Problem requirements
Search the data for the string "смузи" and gather each line it is in.

Input rows
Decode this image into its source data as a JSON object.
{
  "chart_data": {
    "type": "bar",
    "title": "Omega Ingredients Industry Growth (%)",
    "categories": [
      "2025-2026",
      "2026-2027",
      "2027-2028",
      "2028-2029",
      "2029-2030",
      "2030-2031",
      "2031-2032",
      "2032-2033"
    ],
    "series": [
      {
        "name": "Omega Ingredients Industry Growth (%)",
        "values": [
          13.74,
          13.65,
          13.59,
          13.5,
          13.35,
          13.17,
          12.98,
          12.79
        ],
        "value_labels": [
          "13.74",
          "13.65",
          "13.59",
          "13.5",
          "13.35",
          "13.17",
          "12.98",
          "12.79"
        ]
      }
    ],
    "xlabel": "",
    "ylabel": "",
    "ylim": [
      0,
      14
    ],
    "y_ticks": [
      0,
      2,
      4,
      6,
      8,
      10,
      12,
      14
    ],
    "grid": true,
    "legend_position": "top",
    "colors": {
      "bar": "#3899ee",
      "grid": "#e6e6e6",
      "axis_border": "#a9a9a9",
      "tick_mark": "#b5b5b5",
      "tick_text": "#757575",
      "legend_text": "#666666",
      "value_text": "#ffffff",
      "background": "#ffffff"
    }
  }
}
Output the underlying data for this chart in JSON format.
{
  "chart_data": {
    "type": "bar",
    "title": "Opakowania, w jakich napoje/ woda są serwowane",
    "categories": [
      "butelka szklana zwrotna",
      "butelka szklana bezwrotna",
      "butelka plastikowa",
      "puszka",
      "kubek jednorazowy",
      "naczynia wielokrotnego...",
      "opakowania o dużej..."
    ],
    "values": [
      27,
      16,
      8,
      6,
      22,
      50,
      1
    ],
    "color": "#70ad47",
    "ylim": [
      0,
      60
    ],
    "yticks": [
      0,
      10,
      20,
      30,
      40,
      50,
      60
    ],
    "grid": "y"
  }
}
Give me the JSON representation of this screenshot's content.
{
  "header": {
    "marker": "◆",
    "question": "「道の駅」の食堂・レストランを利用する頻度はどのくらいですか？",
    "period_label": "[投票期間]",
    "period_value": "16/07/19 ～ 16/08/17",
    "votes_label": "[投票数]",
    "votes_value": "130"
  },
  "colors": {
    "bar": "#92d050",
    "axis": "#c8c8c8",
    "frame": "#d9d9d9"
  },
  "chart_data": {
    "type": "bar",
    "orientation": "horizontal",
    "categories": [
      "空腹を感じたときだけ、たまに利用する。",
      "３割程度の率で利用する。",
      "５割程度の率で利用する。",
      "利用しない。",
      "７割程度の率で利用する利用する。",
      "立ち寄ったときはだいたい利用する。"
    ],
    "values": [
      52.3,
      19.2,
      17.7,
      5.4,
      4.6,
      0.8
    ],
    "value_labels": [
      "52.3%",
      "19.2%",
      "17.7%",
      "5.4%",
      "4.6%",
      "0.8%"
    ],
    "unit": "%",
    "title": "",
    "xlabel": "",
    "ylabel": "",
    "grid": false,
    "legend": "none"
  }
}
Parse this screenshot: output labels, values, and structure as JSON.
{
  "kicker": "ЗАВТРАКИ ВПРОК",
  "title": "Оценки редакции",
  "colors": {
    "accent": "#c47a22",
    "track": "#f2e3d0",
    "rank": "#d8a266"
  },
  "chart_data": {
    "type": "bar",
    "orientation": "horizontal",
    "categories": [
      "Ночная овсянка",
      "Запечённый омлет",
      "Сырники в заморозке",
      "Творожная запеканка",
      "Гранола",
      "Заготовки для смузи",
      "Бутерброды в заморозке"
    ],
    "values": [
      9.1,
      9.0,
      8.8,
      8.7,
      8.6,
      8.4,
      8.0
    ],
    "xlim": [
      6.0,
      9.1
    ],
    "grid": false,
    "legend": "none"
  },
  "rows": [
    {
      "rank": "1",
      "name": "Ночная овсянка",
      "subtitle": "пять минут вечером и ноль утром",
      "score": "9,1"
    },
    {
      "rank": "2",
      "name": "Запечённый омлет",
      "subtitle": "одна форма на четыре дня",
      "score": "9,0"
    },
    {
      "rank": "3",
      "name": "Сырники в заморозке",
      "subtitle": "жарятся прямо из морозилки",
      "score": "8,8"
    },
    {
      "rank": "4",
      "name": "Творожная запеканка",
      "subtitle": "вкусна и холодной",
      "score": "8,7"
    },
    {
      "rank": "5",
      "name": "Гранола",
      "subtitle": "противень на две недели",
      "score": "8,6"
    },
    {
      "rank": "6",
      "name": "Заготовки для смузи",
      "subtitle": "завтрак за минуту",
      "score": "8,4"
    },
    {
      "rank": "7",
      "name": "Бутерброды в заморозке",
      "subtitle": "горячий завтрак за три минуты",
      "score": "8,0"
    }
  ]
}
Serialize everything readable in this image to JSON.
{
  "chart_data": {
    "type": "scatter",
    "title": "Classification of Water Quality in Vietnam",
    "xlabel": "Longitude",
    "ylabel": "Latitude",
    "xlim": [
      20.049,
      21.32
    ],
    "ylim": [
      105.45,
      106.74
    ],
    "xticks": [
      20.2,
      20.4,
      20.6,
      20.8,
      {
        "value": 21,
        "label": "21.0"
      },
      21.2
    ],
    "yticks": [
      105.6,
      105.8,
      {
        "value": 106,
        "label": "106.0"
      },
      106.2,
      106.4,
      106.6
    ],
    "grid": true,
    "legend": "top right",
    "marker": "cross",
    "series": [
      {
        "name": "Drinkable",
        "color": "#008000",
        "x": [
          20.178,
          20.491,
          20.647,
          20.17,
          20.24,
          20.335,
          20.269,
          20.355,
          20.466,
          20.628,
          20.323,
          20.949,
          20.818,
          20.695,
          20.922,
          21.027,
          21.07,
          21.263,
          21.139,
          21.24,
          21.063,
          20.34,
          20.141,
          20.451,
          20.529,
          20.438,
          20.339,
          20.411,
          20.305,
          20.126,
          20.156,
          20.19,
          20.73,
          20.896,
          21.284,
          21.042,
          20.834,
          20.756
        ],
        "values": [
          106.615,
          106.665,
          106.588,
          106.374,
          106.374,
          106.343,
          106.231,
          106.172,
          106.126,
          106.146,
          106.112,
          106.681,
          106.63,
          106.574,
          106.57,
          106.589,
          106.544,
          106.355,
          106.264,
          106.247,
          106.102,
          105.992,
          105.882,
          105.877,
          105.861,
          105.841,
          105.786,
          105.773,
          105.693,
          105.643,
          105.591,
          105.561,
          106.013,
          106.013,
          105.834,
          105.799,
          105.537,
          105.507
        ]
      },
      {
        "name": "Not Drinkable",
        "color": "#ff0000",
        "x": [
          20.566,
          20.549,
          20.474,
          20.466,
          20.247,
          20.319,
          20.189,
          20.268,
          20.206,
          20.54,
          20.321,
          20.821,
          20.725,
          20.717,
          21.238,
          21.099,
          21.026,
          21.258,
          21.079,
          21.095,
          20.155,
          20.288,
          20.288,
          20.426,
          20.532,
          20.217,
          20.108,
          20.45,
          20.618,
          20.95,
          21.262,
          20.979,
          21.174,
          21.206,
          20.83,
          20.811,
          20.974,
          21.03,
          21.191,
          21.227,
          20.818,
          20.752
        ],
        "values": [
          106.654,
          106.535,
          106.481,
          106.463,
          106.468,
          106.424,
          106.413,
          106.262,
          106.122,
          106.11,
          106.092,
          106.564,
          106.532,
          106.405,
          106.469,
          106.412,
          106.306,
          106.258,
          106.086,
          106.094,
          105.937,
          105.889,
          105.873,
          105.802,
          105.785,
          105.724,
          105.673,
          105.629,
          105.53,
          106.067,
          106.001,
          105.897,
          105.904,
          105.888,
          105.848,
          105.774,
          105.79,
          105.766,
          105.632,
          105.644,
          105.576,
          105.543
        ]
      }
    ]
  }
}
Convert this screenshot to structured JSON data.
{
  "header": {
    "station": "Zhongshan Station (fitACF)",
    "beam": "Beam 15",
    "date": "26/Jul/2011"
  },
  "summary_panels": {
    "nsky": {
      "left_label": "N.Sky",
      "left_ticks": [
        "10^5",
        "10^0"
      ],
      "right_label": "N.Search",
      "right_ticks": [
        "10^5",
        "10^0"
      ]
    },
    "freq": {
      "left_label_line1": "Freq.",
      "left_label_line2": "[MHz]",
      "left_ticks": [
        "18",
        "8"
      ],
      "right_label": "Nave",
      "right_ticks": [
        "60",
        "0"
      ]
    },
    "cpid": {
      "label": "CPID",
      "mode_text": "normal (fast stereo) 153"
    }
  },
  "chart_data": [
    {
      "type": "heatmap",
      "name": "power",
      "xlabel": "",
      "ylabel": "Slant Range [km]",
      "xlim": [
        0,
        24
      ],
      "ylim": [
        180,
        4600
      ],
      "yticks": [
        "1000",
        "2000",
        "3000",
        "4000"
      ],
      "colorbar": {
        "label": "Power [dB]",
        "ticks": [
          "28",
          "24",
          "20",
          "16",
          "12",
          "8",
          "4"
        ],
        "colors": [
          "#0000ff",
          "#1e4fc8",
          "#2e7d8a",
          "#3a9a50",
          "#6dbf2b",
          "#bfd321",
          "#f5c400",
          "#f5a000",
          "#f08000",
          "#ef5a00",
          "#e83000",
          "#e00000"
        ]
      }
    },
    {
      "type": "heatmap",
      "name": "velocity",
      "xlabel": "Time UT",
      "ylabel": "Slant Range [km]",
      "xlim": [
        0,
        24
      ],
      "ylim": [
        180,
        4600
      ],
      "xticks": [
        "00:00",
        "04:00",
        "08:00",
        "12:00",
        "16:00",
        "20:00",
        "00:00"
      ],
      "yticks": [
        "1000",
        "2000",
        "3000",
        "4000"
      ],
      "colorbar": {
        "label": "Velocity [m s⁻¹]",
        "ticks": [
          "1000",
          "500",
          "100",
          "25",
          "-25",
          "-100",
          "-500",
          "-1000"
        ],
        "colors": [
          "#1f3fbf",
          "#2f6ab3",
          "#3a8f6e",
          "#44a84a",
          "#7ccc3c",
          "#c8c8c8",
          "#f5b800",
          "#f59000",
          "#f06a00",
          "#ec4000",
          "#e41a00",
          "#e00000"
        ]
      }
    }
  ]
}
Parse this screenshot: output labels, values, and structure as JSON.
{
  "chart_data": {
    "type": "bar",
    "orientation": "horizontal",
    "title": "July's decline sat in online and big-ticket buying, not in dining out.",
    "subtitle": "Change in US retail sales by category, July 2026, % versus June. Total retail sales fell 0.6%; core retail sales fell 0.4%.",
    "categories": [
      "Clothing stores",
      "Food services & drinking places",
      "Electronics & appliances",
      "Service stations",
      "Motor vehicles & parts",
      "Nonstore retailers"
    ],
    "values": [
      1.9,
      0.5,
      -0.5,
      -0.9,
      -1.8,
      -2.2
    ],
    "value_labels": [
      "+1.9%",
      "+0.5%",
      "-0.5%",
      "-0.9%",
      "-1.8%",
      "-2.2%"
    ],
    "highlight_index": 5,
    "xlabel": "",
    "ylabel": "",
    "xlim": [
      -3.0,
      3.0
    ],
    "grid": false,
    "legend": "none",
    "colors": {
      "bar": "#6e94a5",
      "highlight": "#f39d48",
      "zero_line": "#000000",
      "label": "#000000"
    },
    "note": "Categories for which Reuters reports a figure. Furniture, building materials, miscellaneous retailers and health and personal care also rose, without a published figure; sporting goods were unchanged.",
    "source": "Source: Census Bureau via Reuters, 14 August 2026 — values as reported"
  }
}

Response
      "Заготовки для смузи",
      "name": "Заготовки для смузи",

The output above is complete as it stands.